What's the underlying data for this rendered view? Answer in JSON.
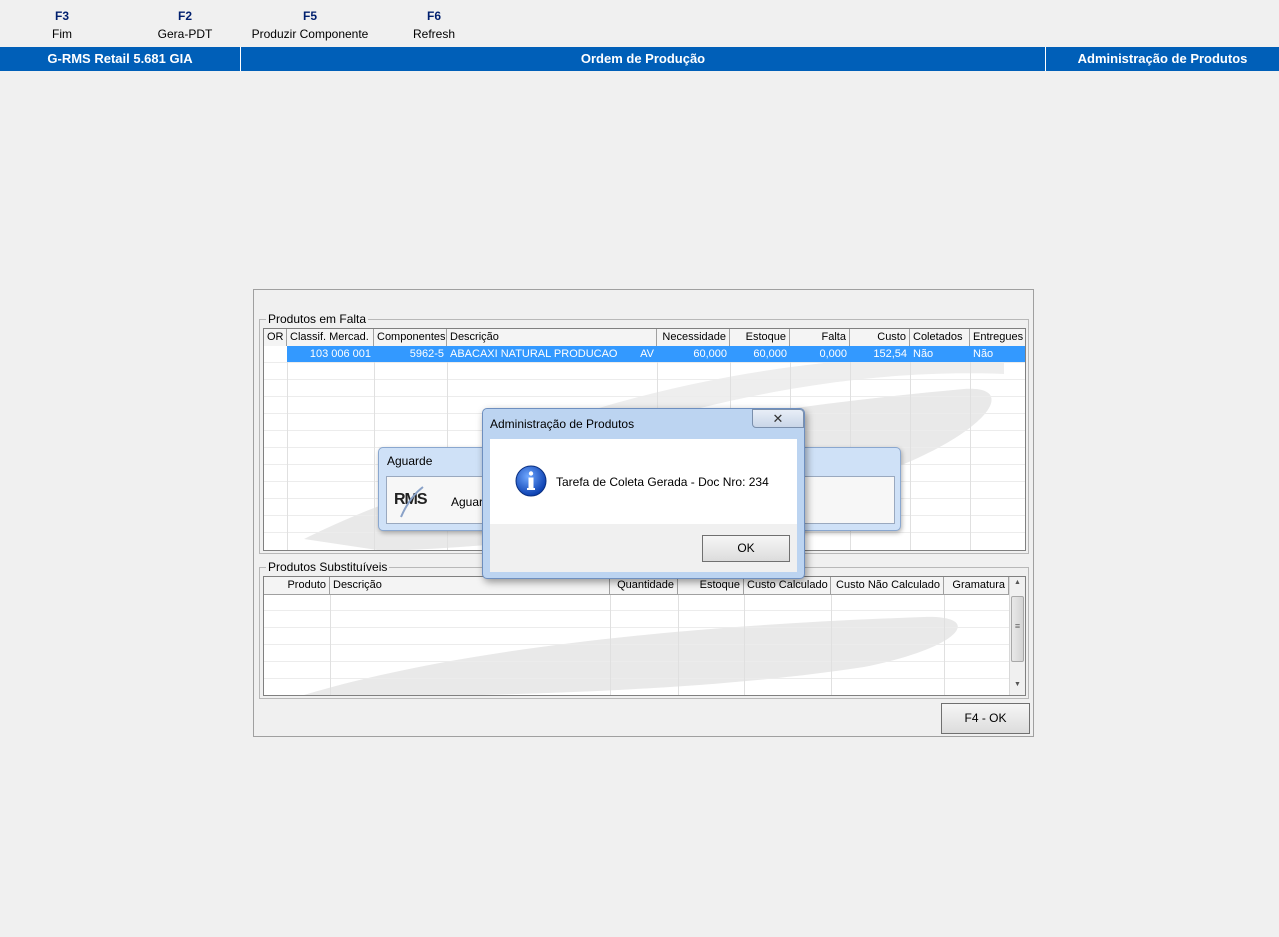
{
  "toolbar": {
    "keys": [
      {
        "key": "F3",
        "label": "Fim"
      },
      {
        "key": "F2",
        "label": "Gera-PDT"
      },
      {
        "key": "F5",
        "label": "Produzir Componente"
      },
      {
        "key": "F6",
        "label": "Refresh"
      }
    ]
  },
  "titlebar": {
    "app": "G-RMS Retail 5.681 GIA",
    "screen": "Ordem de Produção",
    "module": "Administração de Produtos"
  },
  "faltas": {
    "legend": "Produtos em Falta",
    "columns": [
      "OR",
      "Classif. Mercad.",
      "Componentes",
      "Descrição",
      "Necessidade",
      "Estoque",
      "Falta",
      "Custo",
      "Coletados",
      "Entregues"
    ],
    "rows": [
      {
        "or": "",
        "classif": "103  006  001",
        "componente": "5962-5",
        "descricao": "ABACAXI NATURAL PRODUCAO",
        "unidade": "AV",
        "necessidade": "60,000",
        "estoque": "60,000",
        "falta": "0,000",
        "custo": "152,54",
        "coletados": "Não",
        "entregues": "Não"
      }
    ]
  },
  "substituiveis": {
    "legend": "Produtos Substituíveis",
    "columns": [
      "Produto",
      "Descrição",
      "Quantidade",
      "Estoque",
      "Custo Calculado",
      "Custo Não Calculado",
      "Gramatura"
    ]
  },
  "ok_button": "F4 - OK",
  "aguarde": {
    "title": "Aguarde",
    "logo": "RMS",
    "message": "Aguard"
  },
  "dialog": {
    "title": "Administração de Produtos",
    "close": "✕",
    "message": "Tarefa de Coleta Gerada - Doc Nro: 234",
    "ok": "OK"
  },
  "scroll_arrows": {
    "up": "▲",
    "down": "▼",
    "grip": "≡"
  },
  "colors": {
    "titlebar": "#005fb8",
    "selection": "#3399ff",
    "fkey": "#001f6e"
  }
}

* * *

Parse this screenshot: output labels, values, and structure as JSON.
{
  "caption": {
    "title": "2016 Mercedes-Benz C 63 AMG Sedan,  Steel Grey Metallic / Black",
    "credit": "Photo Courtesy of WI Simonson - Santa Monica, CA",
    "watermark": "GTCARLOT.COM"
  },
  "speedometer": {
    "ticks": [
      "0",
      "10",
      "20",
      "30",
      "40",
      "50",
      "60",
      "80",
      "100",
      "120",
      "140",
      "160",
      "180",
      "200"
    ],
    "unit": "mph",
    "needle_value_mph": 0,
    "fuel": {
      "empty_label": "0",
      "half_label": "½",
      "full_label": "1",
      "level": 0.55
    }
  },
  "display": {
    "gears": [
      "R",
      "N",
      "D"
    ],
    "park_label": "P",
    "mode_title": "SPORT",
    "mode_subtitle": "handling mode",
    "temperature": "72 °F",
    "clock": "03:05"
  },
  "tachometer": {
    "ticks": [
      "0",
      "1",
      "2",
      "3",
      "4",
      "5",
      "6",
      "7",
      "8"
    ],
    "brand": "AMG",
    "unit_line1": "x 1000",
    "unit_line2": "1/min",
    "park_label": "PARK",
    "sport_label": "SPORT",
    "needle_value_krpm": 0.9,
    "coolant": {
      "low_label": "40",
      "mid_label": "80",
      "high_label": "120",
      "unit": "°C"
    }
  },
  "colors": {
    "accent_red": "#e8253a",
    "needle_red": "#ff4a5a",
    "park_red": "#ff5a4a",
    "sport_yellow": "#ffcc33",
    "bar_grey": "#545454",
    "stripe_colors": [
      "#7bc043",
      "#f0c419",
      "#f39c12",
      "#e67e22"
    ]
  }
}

* [Exercise prompt] Sift through the entries and copy every line with "Produtos".

* [Full solution]
    "module": "Administração de Produtos"
    "legend": "Produtos em Falta",
    "legend": "Produtos Substituíveis",
    "title": "Administração de Produtos",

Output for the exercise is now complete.